What to produce: Copy the listing below in full, switching every "freq-tick-mark" to "frequency-tick-mark" and changing nothing else. Leave the pictures out of your copy.

Input for this task:
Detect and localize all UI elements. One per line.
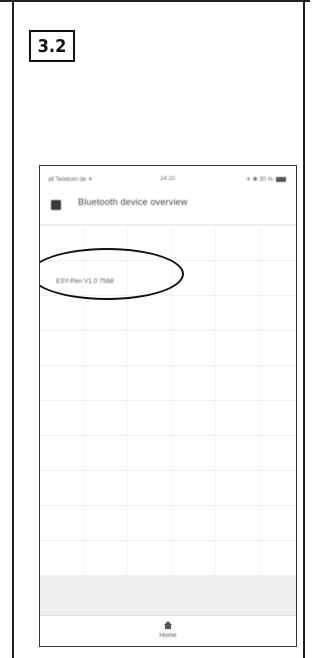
page-left-rule [12, 0, 14, 658]
tab-bar [40, 615, 296, 646]
status-carrier: all Telekom.de ✈ [48, 177, 93, 183]
page-title: Bluetooth device overview [78, 197, 188, 207]
empty-band [40, 575, 296, 615]
page-top-rule [0, 0, 310, 2]
tab-home-label[interactable]: Home [40, 632, 296, 639]
page-right-rule [303, 0, 305, 658]
phone-screenshot: all Telekom.de ✈ 14:20 ✈ ✱ 30 % Bluetoot… [39, 165, 297, 647]
home-icon[interactable] [164, 621, 172, 629]
status-battery: ✈ ✱ 30 % [246, 176, 286, 183]
step-number-label: 3.2 [29, 30, 75, 62]
status-time: 14:20 [160, 176, 176, 182]
status-bar: all Telekom.de ✈ 14:20 ✈ ✱ 30 % [40, 166, 296, 188]
back-icon[interactable] [51, 200, 61, 210]
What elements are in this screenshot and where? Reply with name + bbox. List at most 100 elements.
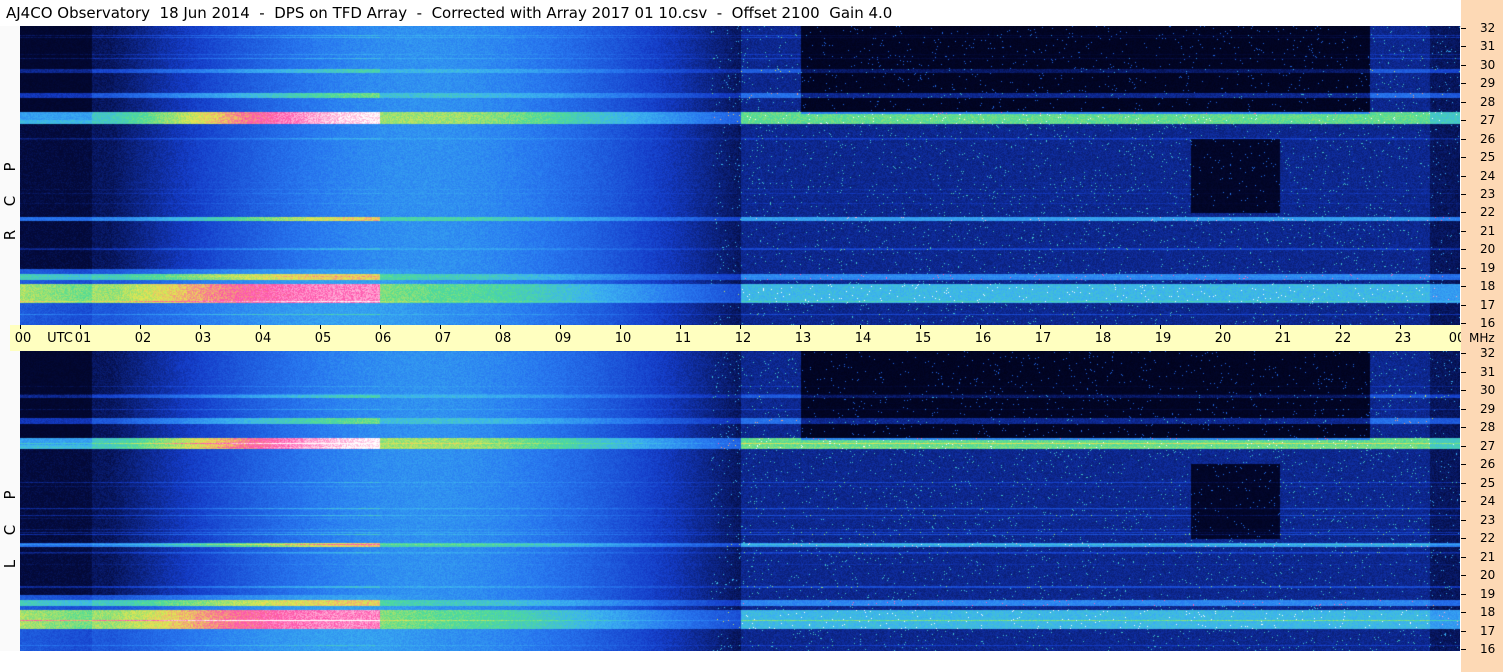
freq-tick-label: 25 [1480, 150, 1496, 165]
freq-tick-mark [1461, 630, 1466, 632]
utc-tick-label: 03 [194, 331, 212, 346]
freq-tick-mark [1461, 304, 1466, 306]
freq-tick-label: 18 [1480, 605, 1496, 619]
freq-tick-label: 18 [1480, 279, 1496, 294]
freq-tick-mark [1461, 556, 1466, 558]
utc-tick-label: 00 [14, 331, 32, 346]
utc-tick-mark [1280, 325, 1281, 329]
utc-tick-label: 12 [734, 331, 752, 346]
freq-tick-label: 25 [1480, 475, 1496, 490]
freq-tick-mark [1461, 28, 1466, 29]
utc-label: UTC [47, 331, 73, 346]
utc-tick-mark [200, 325, 201, 329]
utc-time-axis: 00 01 02 03 04 05 06 07 08 09 10 11 12 13 14 15 16 17 18 19… [10, 325, 1465, 351]
utc-tick-mark [20, 325, 21, 329]
freq-tick-label: 20 [1480, 242, 1496, 257]
freq-tick-mark [1461, 519, 1466, 521]
freq-tick-mark [1461, 286, 1466, 288]
freq-tick-mark [1461, 612, 1466, 613]
freq-tick-mark [1461, 230, 1466, 232]
freq-tick-mark [1461, 501, 1466, 502]
pol-letter-bot-3: P [1, 490, 19, 500]
lcp-spectrogram-panel [20, 351, 1460, 651]
freq-tick-label: 21 [1480, 223, 1496, 238]
utc-tick-mark [1040, 325, 1041, 329]
utc-tick-mark [980, 325, 981, 329]
utc-tick-mark [380, 325, 381, 329]
freq-tick-label: 16 [1480, 316, 1496, 330]
freq-tick-label: 23 [1480, 512, 1496, 527]
freq-tick-label: 29 [1480, 76, 1496, 91]
utc-tick-label: 17 [1034, 331, 1052, 346]
freq-tick-label: 22 [1480, 205, 1496, 220]
freq-tick-mark [1461, 649, 1466, 650]
pol-letter-bot-1: L [1, 559, 19, 569]
freq-tick-label: 28 [1480, 420, 1496, 434]
freq-tick-label: 27 [1480, 113, 1496, 128]
freq-tick-mark [1461, 371, 1466, 373]
utc-tick-label: 06 [374, 331, 392, 346]
utc-tick-label: 21 [1274, 331, 1292, 346]
utc-tick-label: 11 [674, 331, 692, 346]
freq-tick-mark [1461, 390, 1466, 391]
freq-tick-mark [1461, 482, 1466, 484]
utc-tick-mark [1100, 325, 1101, 329]
freq-tick-label: 32 [1480, 346, 1496, 360]
freq-unit-label: MHz [1469, 331, 1495, 345]
freq-tick-mark [1461, 353, 1466, 354]
freq-tick-mark [1461, 464, 1466, 465]
rcp-spectrogram-panel [20, 26, 1460, 325]
freq-tick-mark [1461, 101, 1466, 103]
freq-tick-mark [1461, 427, 1466, 428]
pol-letter-top-2: C [1, 195, 19, 207]
freq-tick-mark [1461, 538, 1466, 539]
freq-tick-label: 21 [1480, 549, 1496, 564]
freq-tick-label: 32 [1480, 21, 1496, 35]
utc-tick-label: 02 [134, 331, 152, 346]
freq-tick-label: 31 [1480, 39, 1496, 54]
freq-tick-label: 31 [1480, 364, 1496, 379]
freq-tick-label: 29 [1480, 401, 1496, 416]
utc-tick-mark [1160, 325, 1161, 329]
freq-tick-mark [1461, 408, 1466, 410]
utc-tick-mark [860, 325, 861, 329]
freq-tick-mark [1461, 175, 1466, 177]
freq-tick-mark [1461, 138, 1466, 140]
bottom-margin [0, 651, 1461, 672]
pol-letter-top-1: R [1, 229, 19, 241]
utc-tick-label: 04 [254, 331, 272, 346]
freq-tick-label: 19 [1480, 260, 1496, 275]
utc-tick-mark [800, 325, 801, 329]
utc-tick-mark [740, 325, 741, 329]
utc-tick-label: 14 [854, 331, 872, 346]
utc-tick-mark [680, 325, 681, 329]
freq-tick-label: 24 [1480, 168, 1496, 183]
freq-tick-label: 19 [1480, 586, 1496, 601]
freq-tick-mark [1461, 445, 1466, 447]
utc-tick-label: 10 [614, 331, 632, 346]
freq-tick-mark [1461, 267, 1466, 269]
utc-tick-label: 16 [974, 331, 992, 346]
utc-tick-label: 23 [1394, 331, 1412, 346]
utc-tick-mark [560, 325, 561, 329]
utc-tick-label: 22 [1334, 331, 1352, 346]
freq-tick-label: 30 [1480, 383, 1496, 397]
utc-tick-label: 19 [1154, 331, 1172, 346]
freq-tick-mark [1461, 83, 1466, 85]
title-bar: AJ4CO Observatory 18 Jun 2014 - DPS on T… [0, 0, 1461, 27]
utc-tick-mark [620, 325, 621, 329]
utc-tick-mark [500, 325, 501, 329]
utc-tick-label: 01 [74, 331, 92, 346]
freq-tick-mark [1461, 593, 1466, 595]
freq-tick-mark [1461, 46, 1466, 48]
pol-letter-bot-2: C [1, 524, 19, 536]
freq-tick-mark [1461, 120, 1466, 122]
freq-tick-label: 17 [1480, 623, 1496, 638]
freq-tick-label: 16 [1480, 642, 1496, 656]
freq-tick-label: 30 [1480, 57, 1496, 72]
utc-tick-mark [440, 325, 441, 329]
utc-tick-label: 08 [494, 331, 512, 346]
pol-letter-top-3: P [1, 162, 19, 172]
freq-tick-label: 28 [1480, 94, 1496, 109]
rcp-spectrogram [20, 26, 1460, 325]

Response:
Detect and localize all UI elements. One per line.
page-left-rule [12, 0, 14, 658]
tab-bar [40, 615, 296, 646]
status-carrier: all Telekom.de ✈ [48, 177, 93, 183]
page-title: Bluetooth device overview [78, 197, 188, 207]
empty-band [40, 575, 296, 615]
page-top-rule [0, 0, 310, 2]
tab-home-label[interactable]: Home [40, 632, 296, 639]
page-right-rule [303, 0, 305, 658]
phone-screenshot: all Telekom.de ✈ 14:20 ✈ ✱ 30 % Bluetoot… [39, 165, 297, 647]
home-icon[interactable] [164, 621, 172, 629]
status-battery: ✈ ✱ 30 % [246, 176, 286, 183]
step-number-label: 3.2 [29, 30, 75, 62]
status-time: 14:20 [160, 176, 176, 182]
status-bar: all Telekom.de ✈ 14:20 ✈ ✱ 30 % [40, 166, 296, 188]
back-icon[interactable] [51, 200, 61, 210]
What elements are in this screenshot and where? Reply with name + bbox. List at most 100 elements.
freq-tick-label: 25 [1480, 150, 1496, 165]
frequency-tick-mark [1461, 630, 1466, 632]
utc-tick-label: 03 [194, 331, 212, 346]
frequency-tick-mark [1461, 304, 1466, 306]
freq-tick-label: 18 [1480, 605, 1496, 619]
freq-tick-label: 18 [1480, 279, 1496, 294]
frequency-tick-mark [1461, 556, 1466, 558]
utc-tick-label: 00 [14, 331, 32, 346]
utc-tick-mark [1280, 325, 1281, 329]
utc-tick-label: 12 [734, 331, 752, 346]
freq-tick-label: 25 [1480, 475, 1496, 490]
frequency-tick-mark [1461, 28, 1466, 29]
utc-label: UTC [47, 331, 73, 346]
utc-tick-mark [200, 325, 201, 329]
utc-time-axis: 00 01 02 03 04 05 06 07 08 09 10 11 12 13 14 15 16 17 18 19… [10, 325, 1465, 351]
utc-tick-mark [20, 325, 21, 329]
freq-tick-label: 20 [1480, 242, 1496, 257]
frequency-tick-mark [1461, 519, 1466, 521]
frequency-tick-mark [1461, 286, 1466, 288]
frequency-tick-mark [1461, 612, 1466, 613]
frequency-tick-mark [1461, 230, 1466, 232]
frequency-tick-mark [1461, 501, 1466, 502]
pol-letter-bot-3: P [1, 490, 19, 500]
lcp-spectrogram-panel [20, 351, 1460, 651]
freq-tick-label: 21 [1480, 223, 1496, 238]
utc-tick-mark [1040, 325, 1041, 329]
utc-tick-mark [980, 325, 981, 329]
utc-tick-mark [380, 325, 381, 329]
freq-tick-label: 16 [1480, 316, 1496, 330]
freq-tick-label: 23 [1480, 512, 1496, 527]
freq-tick-label: 29 [1480, 76, 1496, 91]
utc-tick-label: 17 [1034, 331, 1052, 346]
freq-tick-label: 22 [1480, 205, 1496, 220]
frequency-tick-mark [1461, 649, 1466, 650]
pol-letter-bot-1: L [1, 559, 19, 569]
freq-tick-label: 28 [1480, 420, 1496, 434]
freq-tick-label: 27 [1480, 113, 1496, 128]
frequency-tick-mark [1461, 371, 1466, 373]
utc-tick-label: 06 [374, 331, 392, 346]
utc-tick-label: 21 [1274, 331, 1292, 346]
utc-tick-label: 11 [674, 331, 692, 346]
frequency-tick-mark [1461, 390, 1466, 391]
frequency-tick-mark [1461, 482, 1466, 484]
utc-tick-mark [1100, 325, 1101, 329]
freq-tick-label: 32 [1480, 346, 1496, 360]
freq-unit-label: MHz [1469, 331, 1495, 345]
frequency-tick-mark [1461, 353, 1466, 354]
frequency-tick-mark [1461, 464, 1466, 465]
rcp-spectrogram-panel [20, 26, 1460, 325]
frequency-tick-mark [1461, 101, 1466, 103]
frequency-tick-mark [1461, 427, 1466, 428]
pol-letter-top-2: C [1, 195, 19, 207]
frequency-tick-mark [1461, 538, 1466, 539]
freq-tick-label: 21 [1480, 549, 1496, 564]
freq-tick-label: 32 [1480, 21, 1496, 35]
utc-tick-label: 02 [134, 331, 152, 346]
freq-tick-label: 31 [1480, 39, 1496, 54]
freq-tick-label: 31 [1480, 364, 1496, 379]
freq-tick-label: 29 [1480, 401, 1496, 416]
utc-tick-mark [1160, 325, 1161, 329]
frequency-tick-mark [1461, 408, 1466, 410]
utc-tick-mark [860, 325, 861, 329]
frequency-tick-mark [1461, 175, 1466, 177]
frequency-tick-mark [1461, 138, 1466, 140]
bottom-margin [0, 651, 1461, 672]
pol-letter-top-1: R [1, 229, 19, 241]
utc-tick-label: 04 [254, 331, 272, 346]
freq-tick-label: 19 [1480, 260, 1496, 275]
utc-tick-mark [800, 325, 801, 329]
utc-tick-mark [740, 325, 741, 329]
utc-tick-label: 14 [854, 331, 872, 346]
utc-tick-mark [680, 325, 681, 329]
freq-tick-label: 24 [1480, 168, 1496, 183]
freq-tick-label: 19 [1480, 586, 1496, 601]
frequency-tick-mark [1461, 445, 1466, 447]
utc-tick-label: 10 [614, 331, 632, 346]
frequency-tick-mark [1461, 267, 1466, 269]
utc-tick-label: 16 [974, 331, 992, 346]
utc-tick-label: 23 [1394, 331, 1412, 346]
utc-tick-mark [560, 325, 561, 329]
utc-tick-label: 22 [1334, 331, 1352, 346]
freq-tick-label: 30 [1480, 383, 1496, 397]
utc-tick-label: 19 [1154, 331, 1172, 346]
frequency-tick-mark [1461, 83, 1466, 85]
title-bar: AJ4CO Observatory 18 Jun 2014 - DPS on T… [0, 0, 1461, 27]
utc-tick-mark [620, 325, 621, 329]
utc-tick-mark [500, 325, 501, 329]
utc-tick-label: 01 [74, 331, 92, 346]
frequency-tick-mark [1461, 593, 1466, 595]
frequency-tick-mark [1461, 46, 1466, 48]
pol-letter-bot-2: C [1, 524, 19, 536]
frequency-tick-mark [1461, 120, 1466, 122]
freq-tick-label: 17 [1480, 623, 1496, 638]
freq-tick-label: 16 [1480, 642, 1496, 656]
freq-tick-label: 30 [1480, 57, 1496, 72]
utc-tick-mark [440, 325, 441, 329]
utc-tick-label: 08 [494, 331, 512, 346]
pol-letter-top-3: P [1, 162, 19, 172]
freq-tick-label: 28 [1480, 94, 1496, 109]
rcp-spectrogram [20, 26, 1460, 325]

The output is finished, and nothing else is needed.